[A block of data]
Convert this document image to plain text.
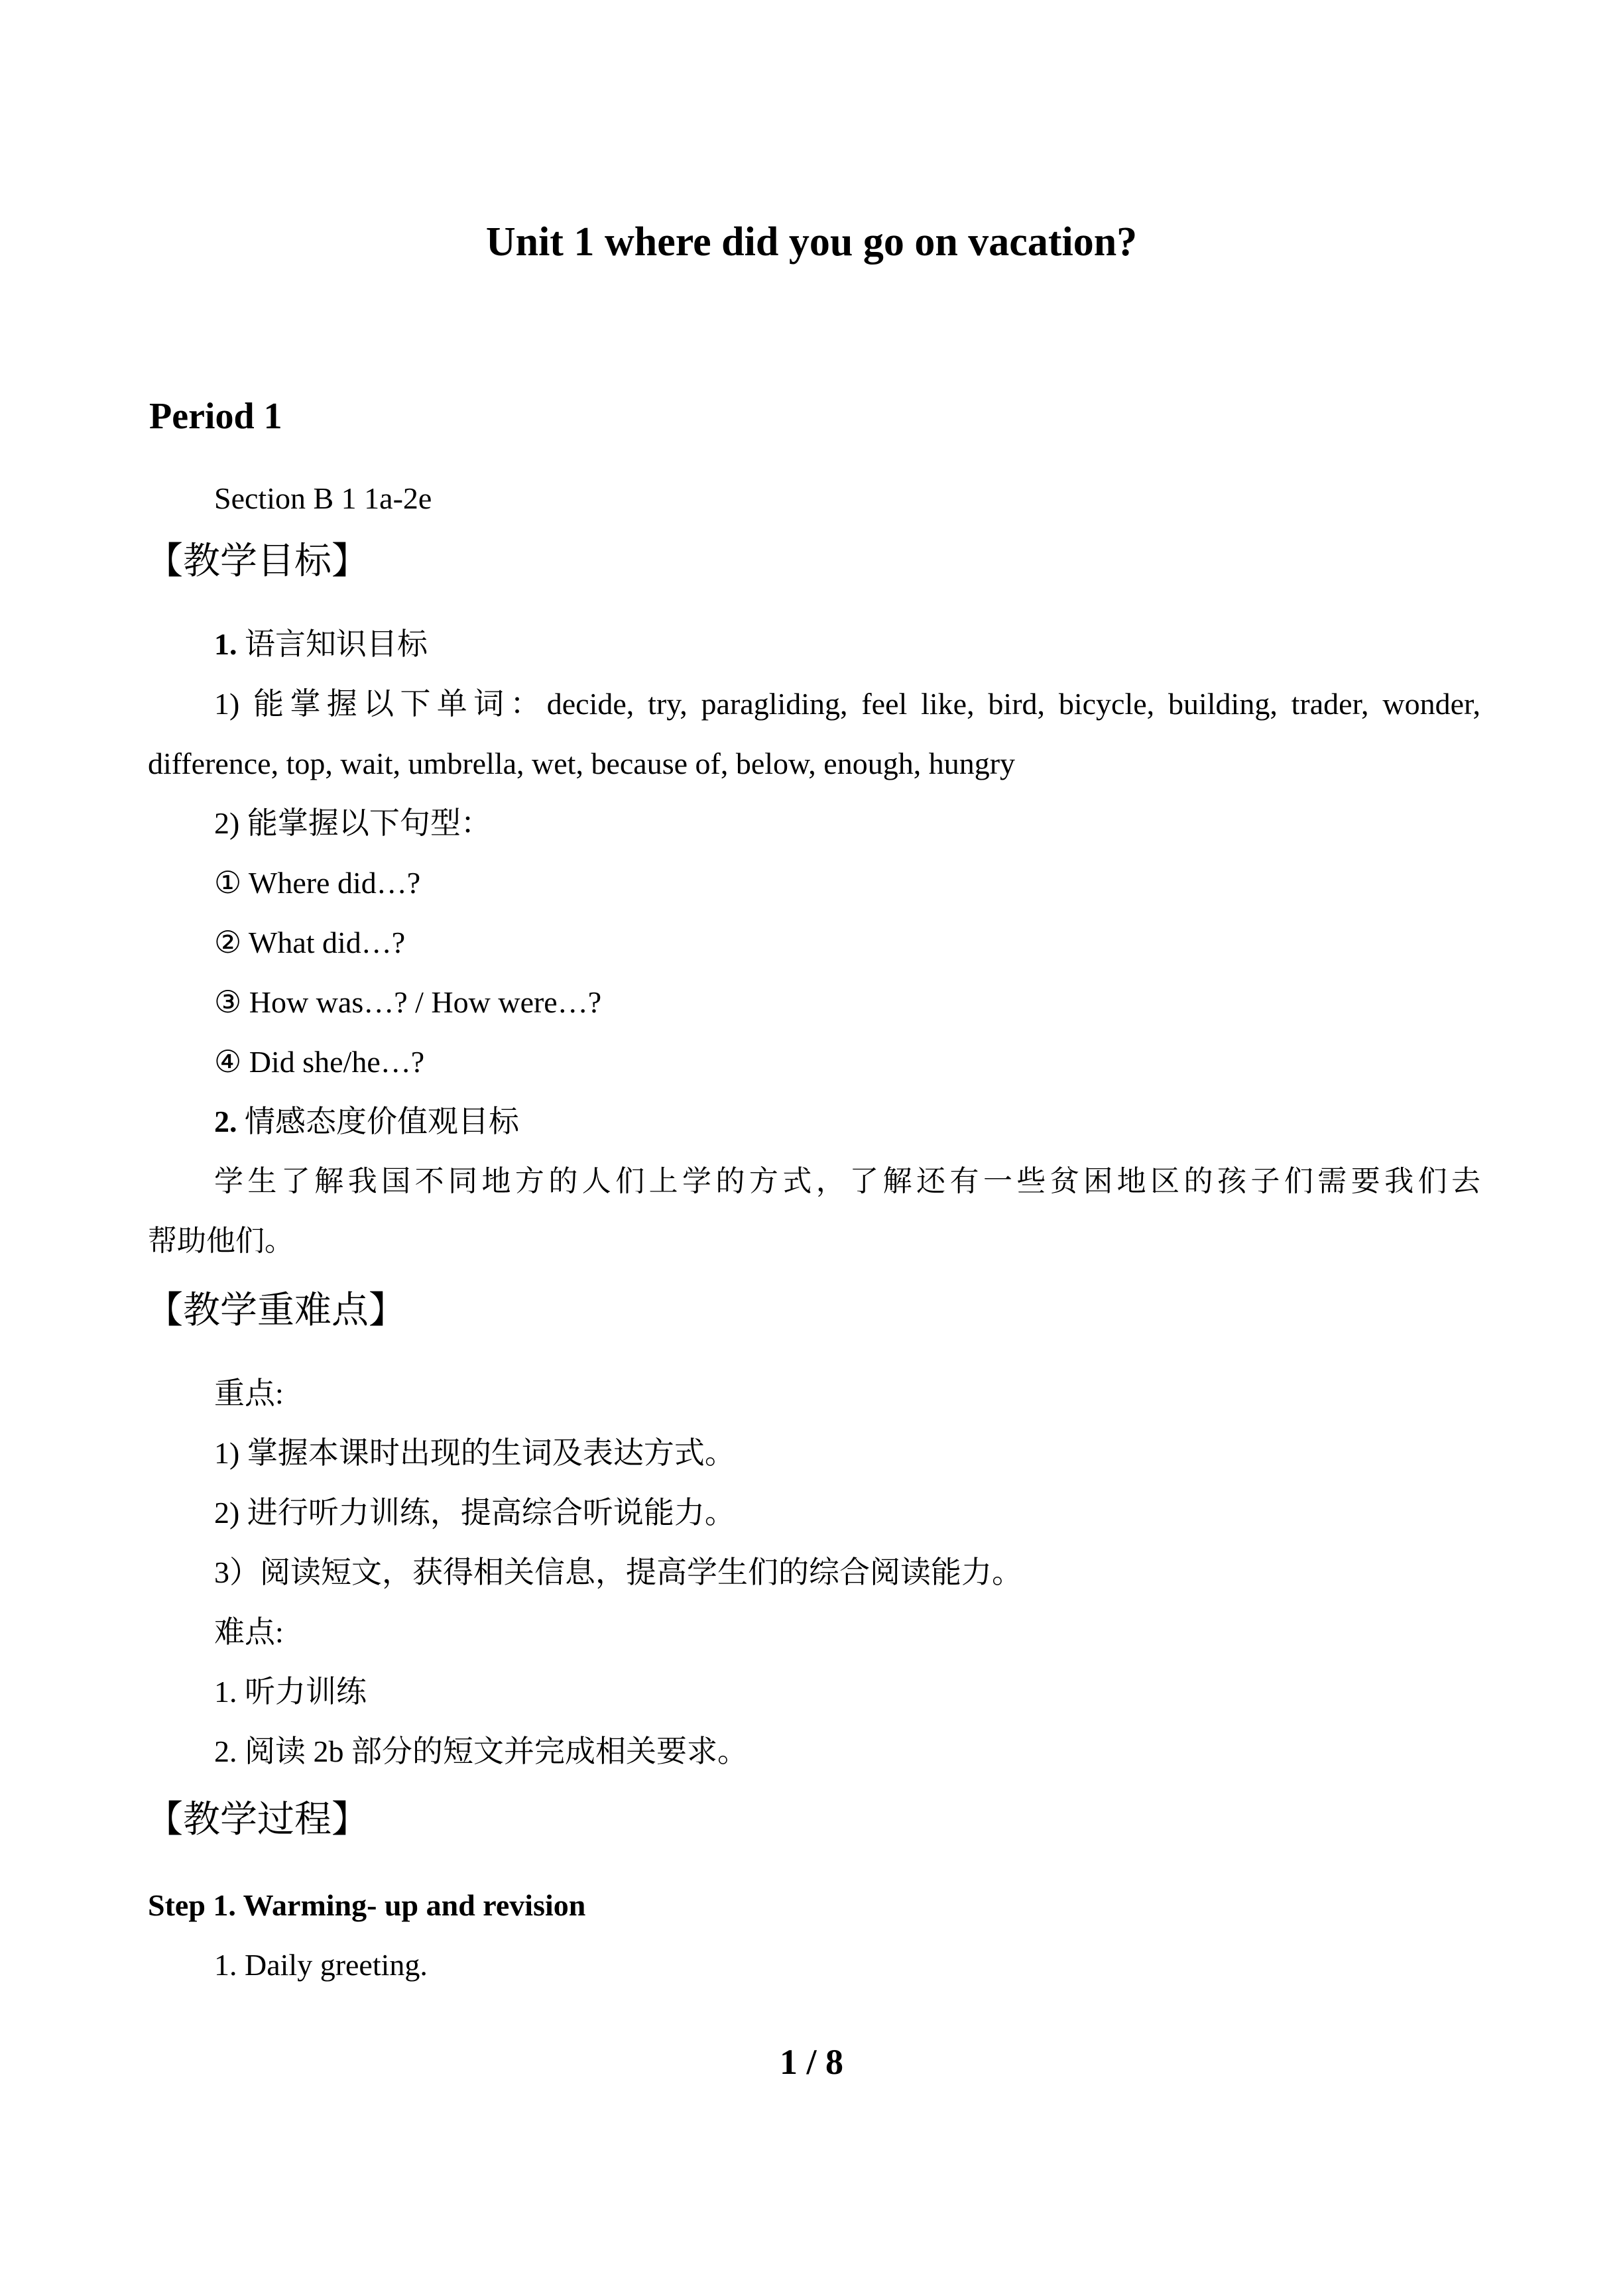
Unit 1 where did you go on vacation?
Period 1
Section B 1 1a-2e
【教学目标】
1. 语言知识目标
1) 能掌握以下单词：decide, try, paragliding, feel like, bird, bicycle, building, trader, wonder,
difference, top, wait, umbrella, wet, because of, below, enough, hungry
2) 能掌握以下句型：
① Where did…?
② What did…?
③ How was…? / How were…?
④ Did she/he…?
2. 情感态度价值观目标
学生了解我国不同地方的人们上学的方式，了解还有一些贫困地区的孩子们需要我们去
帮助他们。
【教学重难点】
重点:
1) 掌握本课时出现的生词及表达方式。
2) 进行听力训练，提高综合听说能力。
3）阅读短文，获得相关信息，提高学生们的综合阅读能力。
难点:
1. 听力训练
2. 阅读 2b 部分的短文并完成相关要求。
【教学过程】
Step 1. Warming- up and revision
1. Daily greeting.
1 / 8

- [The problem]: Copy the listing over exactly, skipping the pictures it holds.

- [Exercise solution]:
Convert this document image to plain text.
Unit 1 where did you go on vacation?
Period 1
Section B 1 1a-2e
【教学目标】
1. 语言知识目标
1) 能掌握以下单词：decide, try, paragliding, feel like, bird, bicycle, building, trader, wonder,
difference, top, wait, umbrella, wet, because of, below, enough, hungry
2) 能掌握以下句型：
① Where did…?
② What did…?
③ How was…? / How were…?
④ Did she/he…?
2. 情感态度价值观目标
学生了解我国不同地方的人们上学的方式，了解还有一些贫困地区的孩子们需要我们去
帮助他们。
【教学重难点】
重点:
1) 掌握本课时出现的生词及表达方式。
2) 进行听力训练，提高综合听说能力。
3）阅读短文，获得相关信息，提高学生们的综合阅读能力。
难点:
1. 听力训练
2. 阅读 2b 部分的短文并完成相关要求。
【教学过程】
Step 1. Warming- up and revision
1. Daily greeting.
1 / 8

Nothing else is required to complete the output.